* Direction *
Reproduce exactly the lines beginning with the line that contains "Read all visible content and emit it as JSON." and ending at the final line of the material below.

* Listing *
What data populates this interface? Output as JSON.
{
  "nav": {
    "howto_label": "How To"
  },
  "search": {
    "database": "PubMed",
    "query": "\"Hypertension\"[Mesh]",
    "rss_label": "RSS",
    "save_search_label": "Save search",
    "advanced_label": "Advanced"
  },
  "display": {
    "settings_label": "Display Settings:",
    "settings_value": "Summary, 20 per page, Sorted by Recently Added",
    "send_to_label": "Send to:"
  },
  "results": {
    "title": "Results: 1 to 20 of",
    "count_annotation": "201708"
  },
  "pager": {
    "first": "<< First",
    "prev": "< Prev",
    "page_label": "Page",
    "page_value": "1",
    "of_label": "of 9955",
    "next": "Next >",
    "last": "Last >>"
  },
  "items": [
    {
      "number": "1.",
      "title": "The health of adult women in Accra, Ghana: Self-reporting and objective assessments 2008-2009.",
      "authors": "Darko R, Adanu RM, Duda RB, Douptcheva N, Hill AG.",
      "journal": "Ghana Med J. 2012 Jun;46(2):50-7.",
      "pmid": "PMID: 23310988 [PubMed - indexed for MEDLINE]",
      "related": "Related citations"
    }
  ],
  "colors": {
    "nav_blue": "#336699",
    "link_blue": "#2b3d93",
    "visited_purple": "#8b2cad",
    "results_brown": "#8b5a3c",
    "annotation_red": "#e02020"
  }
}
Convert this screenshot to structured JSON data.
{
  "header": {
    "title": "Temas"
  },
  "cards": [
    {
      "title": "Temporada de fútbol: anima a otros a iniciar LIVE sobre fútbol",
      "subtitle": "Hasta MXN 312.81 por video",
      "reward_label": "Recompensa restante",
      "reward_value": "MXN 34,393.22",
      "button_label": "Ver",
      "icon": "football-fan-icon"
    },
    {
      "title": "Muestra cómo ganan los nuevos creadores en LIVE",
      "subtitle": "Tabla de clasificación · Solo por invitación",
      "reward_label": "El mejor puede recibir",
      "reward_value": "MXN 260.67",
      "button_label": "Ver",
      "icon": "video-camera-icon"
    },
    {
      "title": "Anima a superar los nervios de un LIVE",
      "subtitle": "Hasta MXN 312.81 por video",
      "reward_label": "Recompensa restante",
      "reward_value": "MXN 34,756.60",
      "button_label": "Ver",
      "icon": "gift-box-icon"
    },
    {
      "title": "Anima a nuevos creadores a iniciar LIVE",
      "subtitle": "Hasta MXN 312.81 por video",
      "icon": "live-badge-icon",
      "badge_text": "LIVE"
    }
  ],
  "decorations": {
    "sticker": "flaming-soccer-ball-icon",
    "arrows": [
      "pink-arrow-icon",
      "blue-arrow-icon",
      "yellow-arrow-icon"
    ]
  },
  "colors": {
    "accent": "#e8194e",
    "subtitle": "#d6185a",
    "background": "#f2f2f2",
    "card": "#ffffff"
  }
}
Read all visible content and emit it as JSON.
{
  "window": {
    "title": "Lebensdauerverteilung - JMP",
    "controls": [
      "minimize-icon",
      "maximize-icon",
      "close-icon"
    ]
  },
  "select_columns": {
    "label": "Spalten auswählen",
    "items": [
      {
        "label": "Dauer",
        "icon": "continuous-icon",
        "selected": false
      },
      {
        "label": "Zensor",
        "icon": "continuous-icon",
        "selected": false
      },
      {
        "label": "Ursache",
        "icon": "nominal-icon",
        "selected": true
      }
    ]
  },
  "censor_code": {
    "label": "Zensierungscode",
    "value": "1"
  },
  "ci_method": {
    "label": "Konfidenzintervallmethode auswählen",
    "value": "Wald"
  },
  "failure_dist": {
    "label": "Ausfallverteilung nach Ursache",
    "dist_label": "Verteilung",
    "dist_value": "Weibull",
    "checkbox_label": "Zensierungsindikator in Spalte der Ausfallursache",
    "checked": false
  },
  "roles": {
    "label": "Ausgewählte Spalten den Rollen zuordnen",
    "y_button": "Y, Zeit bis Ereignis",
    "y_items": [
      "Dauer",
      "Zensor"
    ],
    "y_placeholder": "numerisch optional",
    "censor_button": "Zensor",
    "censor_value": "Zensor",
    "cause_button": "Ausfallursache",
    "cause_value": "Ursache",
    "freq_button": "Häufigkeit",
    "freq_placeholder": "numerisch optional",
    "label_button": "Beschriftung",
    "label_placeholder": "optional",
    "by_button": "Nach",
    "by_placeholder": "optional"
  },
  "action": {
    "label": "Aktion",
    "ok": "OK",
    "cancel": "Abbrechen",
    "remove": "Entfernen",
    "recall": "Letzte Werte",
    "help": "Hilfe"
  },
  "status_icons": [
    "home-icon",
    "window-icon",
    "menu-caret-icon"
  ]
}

* Answer in full *
Read all visible content and emit it as JSON.
{
  "window": {
    "title": "Lebensdauerverteilung - JMP",
    "controls": [
      "minimize-icon",
      "maximize-icon",
      "close-icon"
    ]
  },
  "select_columns": {
    "label": "Spalten auswählen",
    "items": [
      {
        "label": "Dauer",
        "icon": "continuous-icon",
        "selected": false
      },
      {
        "label": "Zensor",
        "icon": "continuous-icon",
        "selected": false
      },
      {
        "label": "Ursache",
        "icon": "nominal-icon",
        "selected": true
      }
    ]
  },
  "censor_code": {
    "label": "Zensierungscode",
    "value": "1"
  },
  "ci_method": {
    "label": "Konfidenzintervallmethode auswählen",
    "value": "Wald"
  },
  "failure_dist": {
    "label": "Ausfallverteilung nach Ursache",
    "dist_label": "Verteilung",
    "dist_value": "Weibull",
    "checkbox_label": "Zensierungsindikator in Spalte der Ausfallursache",
    "checked": false
  },
  "roles": {
    "label": "Ausgewählte Spalten den Rollen zuordnen",
    "y_button": "Y, Zeit bis Ereignis",
    "y_items": [
      "Dauer",
      "Zensor"
    ],
    "y_placeholder": "numerisch optional",
    "censor_button": "Zensor",
    "censor_value": "Zensor",
    "cause_button": "Ausfallursache",
    "cause_value": "Ursache",
    "freq_button": "Häufigkeit",
    "freq_placeholder": "numerisch optional",
    "label_button": "Beschriftung",
    "label_placeholder": "optional",
    "by_button": "Nach",
    "by_placeholder": "optional"
  },
  "action": {
    "label": "Aktion",
    "ok": "OK",
    "cancel": "Abbrechen",
    "remove": "Entfernen",
    "recall": "Letzte Werte",
    "help": "Hilfe"
  },
  "status_icons": [
    "home-icon",
    "window-icon",
    "menu-caret-icon"
  ]
}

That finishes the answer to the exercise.